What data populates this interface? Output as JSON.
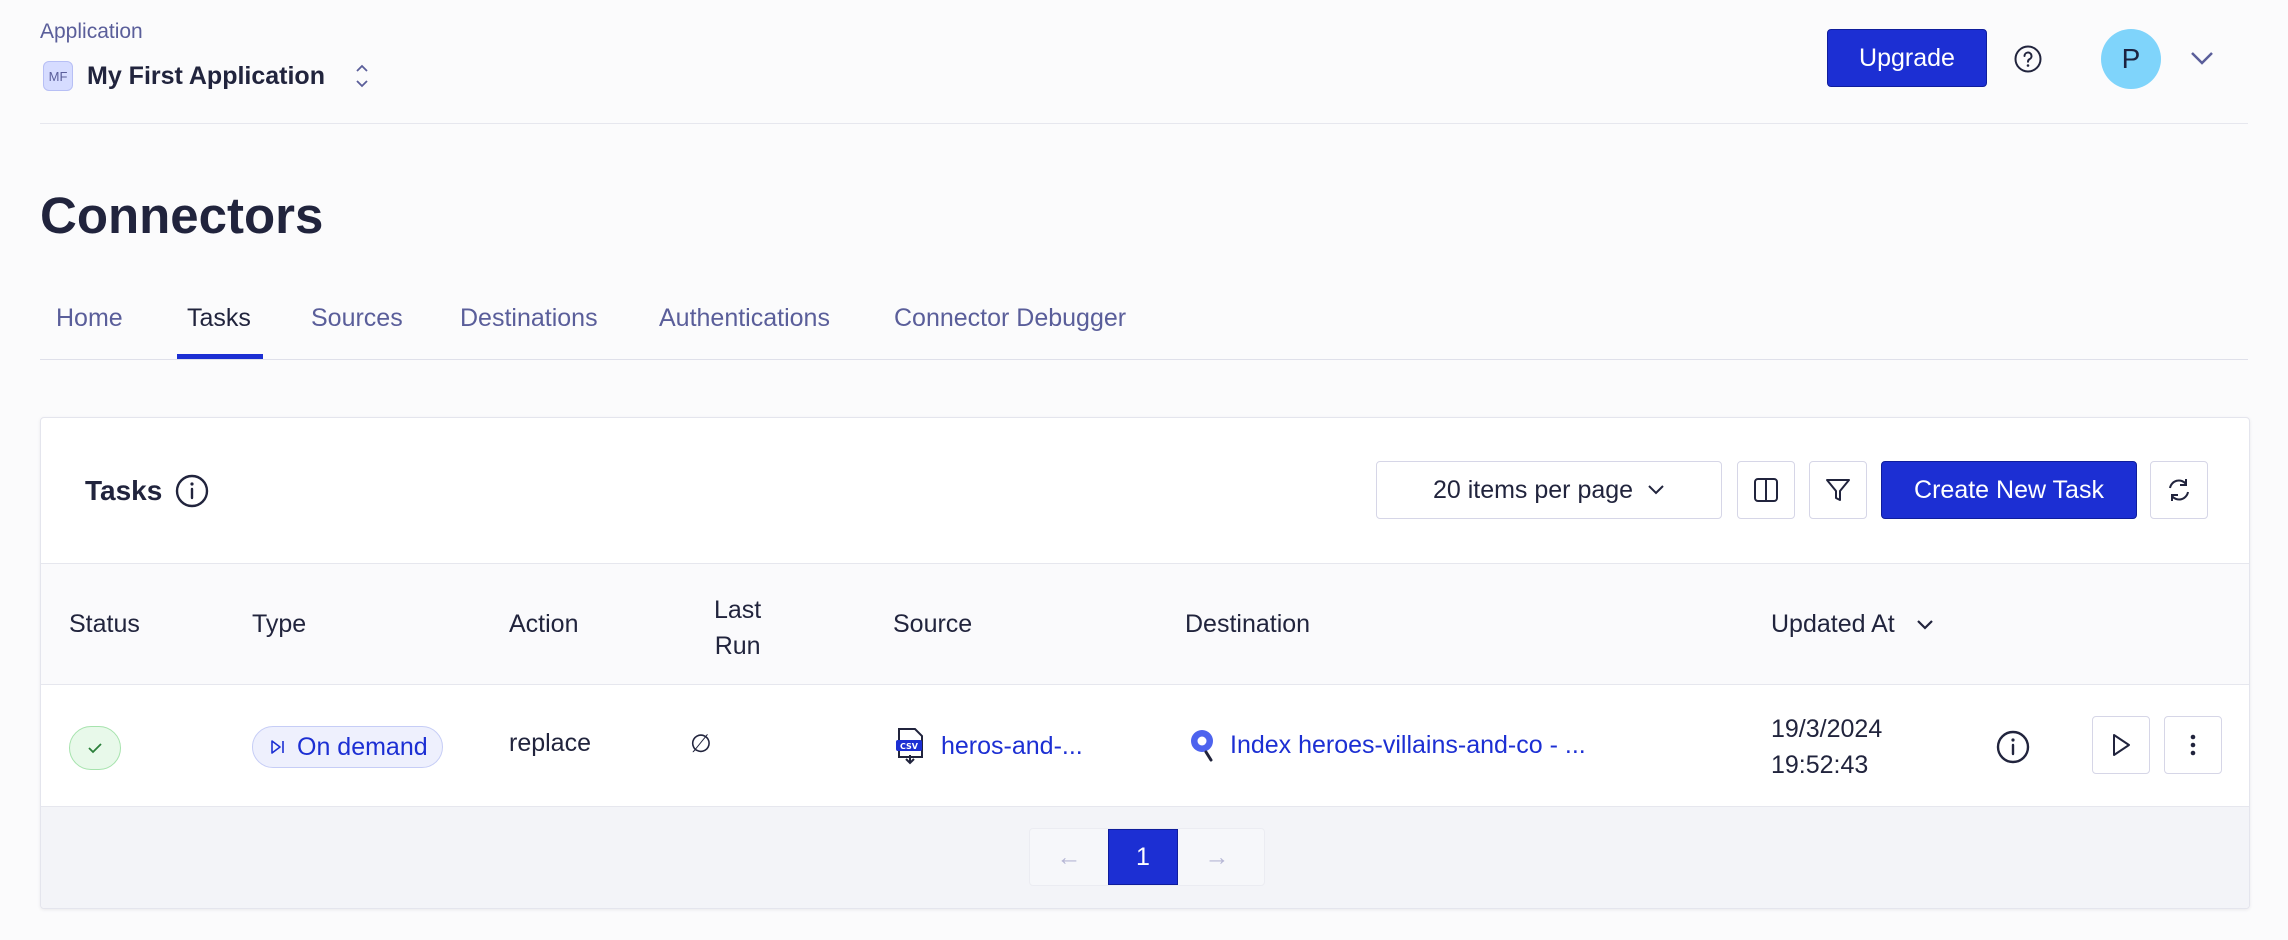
{
  "header": {
    "section_label": "Application",
    "app_initials": "MF",
    "app_name": "My First Application",
    "upgrade_label": "Upgrade",
    "avatar_initial": "P"
  },
  "page": {
    "title": "Connectors"
  },
  "tabs": [
    {
      "label": "Home",
      "active": false
    },
    {
      "label": "Tasks",
      "active": true
    },
    {
      "label": "Sources",
      "active": false
    },
    {
      "label": "Destinations",
      "active": false
    },
    {
      "label": "Authentications",
      "active": false
    },
    {
      "label": "Connector Debugger",
      "active": false
    }
  ],
  "tasks_card": {
    "title": "Tasks",
    "per_page_label": "20 items per page",
    "create_label": "Create New Task",
    "columns": {
      "status": "Status",
      "type": "Type",
      "action": "Action",
      "last_run_line1": "Last",
      "last_run_line2": "Run",
      "source": "Source",
      "destination": "Destination",
      "updated_at": "Updated At"
    },
    "rows": [
      {
        "status": "success",
        "type": "On demand",
        "action": "replace",
        "last_run": "∅",
        "source": "heros-and-...",
        "destination": "Index heroes-villains-and-co - ...",
        "updated_date": "19/3/2024",
        "updated_time": "19:52:43"
      }
    ],
    "pagination": {
      "prev": "←",
      "current_page": "1",
      "next": "→"
    }
  },
  "colors": {
    "primary": "#1c2fd3",
    "text": "#21243d",
    "muted": "#5a5e9a",
    "avatar": "#7fd4fb",
    "success_bg": "#e8f9ea"
  }
}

Set problem ▸ In your copy of the listing above, reproduce each line exactly and omit all pictures.

Correct answer ▸
What data populates this interface? Output as JSON.
{
  "header": {
    "section_label": "Application",
    "app_initials": "MF",
    "app_name": "My First Application",
    "upgrade_label": "Upgrade",
    "avatar_initial": "P"
  },
  "page": {
    "title": "Connectors"
  },
  "tabs": [
    {
      "label": "Home",
      "active": false
    },
    {
      "label": "Tasks",
      "active": true
    },
    {
      "label": "Sources",
      "active": false
    },
    {
      "label": "Destinations",
      "active": false
    },
    {
      "label": "Authentications",
      "active": false
    },
    {
      "label": "Connector Debugger",
      "active": false
    }
  ],
  "tasks_card": {
    "title": "Tasks",
    "per_page_label": "20 items per page",
    "create_label": "Create New Task",
    "columns": {
      "status": "Status",
      "type": "Type",
      "action": "Action",
      "last_run_line1": "Last",
      "last_run_line2": "Run",
      "source": "Source",
      "destination": "Destination",
      "updated_at": "Updated At"
    },
    "rows": [
      {
        "status": "success",
        "type": "On demand",
        "action": "replace",
        "last_run": "∅",
        "source": "heros-and-...",
        "destination": "Index heroes-villains-and-co - ...",
        "updated_date": "19/3/2024",
        "updated_time": "19:52:43"
      }
    ],
    "pagination": {
      "prev": "←",
      "current_page": "1",
      "next": "→"
    }
  },
  "colors": {
    "primary": "#1c2fd3",
    "text": "#21243d",
    "muted": "#5a5e9a",
    "avatar": "#7fd4fb",
    "success_bg": "#e8f9ea"
  }
}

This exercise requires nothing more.